*Supplied data*:
↓↓↓
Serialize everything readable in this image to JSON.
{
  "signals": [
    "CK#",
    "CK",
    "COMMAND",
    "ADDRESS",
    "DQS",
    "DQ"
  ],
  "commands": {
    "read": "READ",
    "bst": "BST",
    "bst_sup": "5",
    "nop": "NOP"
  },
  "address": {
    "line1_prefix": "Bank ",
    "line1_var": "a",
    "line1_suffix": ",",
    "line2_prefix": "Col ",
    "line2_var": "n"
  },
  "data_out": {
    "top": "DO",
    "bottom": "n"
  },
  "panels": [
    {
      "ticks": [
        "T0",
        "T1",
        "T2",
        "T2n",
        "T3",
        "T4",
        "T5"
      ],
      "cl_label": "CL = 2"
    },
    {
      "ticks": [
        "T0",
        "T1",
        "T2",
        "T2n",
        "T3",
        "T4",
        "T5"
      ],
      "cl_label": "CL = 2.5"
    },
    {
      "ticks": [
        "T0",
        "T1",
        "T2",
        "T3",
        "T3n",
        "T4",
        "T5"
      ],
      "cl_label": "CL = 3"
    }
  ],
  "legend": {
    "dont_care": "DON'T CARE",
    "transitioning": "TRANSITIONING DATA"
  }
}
↑↑↑
*Exercise objective*: Give a word-for-word copy of the records.

*Final result*:
Serialize everything readable in this image to JSON.
{
  "signals": [
    "CK#",
    "CK",
    "COMMAND",
    "ADDRESS",
    "DQS",
    "DQ"
  ],
  "commands": {
    "read": "READ",
    "bst": "BST",
    "bst_sup": "5",
    "nop": "NOP"
  },
  "address": {
    "line1_prefix": "Bank ",
    "line1_var": "a",
    "line1_suffix": ",",
    "line2_prefix": "Col ",
    "line2_var": "n"
  },
  "data_out": {
    "top": "DO",
    "bottom": "n"
  },
  "panels": [
    {
      "ticks": [
        "T0",
        "T1",
        "T2",
        "T2n",
        "T3",
        "T4",
        "T5"
      ],
      "cl_label": "CL = 2"
    },
    {
      "ticks": [
        "T0",
        "T1",
        "T2",
        "T2n",
        "T3",
        "T4",
        "T5"
      ],
      "cl_label": "CL = 2.5"
    },
    {
      "ticks": [
        "T0",
        "T1",
        "T2",
        "T3",
        "T3n",
        "T4",
        "T5"
      ],
      "cl_label": "CL = 3"
    }
  ],
  "legend": {
    "dont_care": "DON'T CARE",
    "transitioning": "TRANSITIONING DATA"
  }
}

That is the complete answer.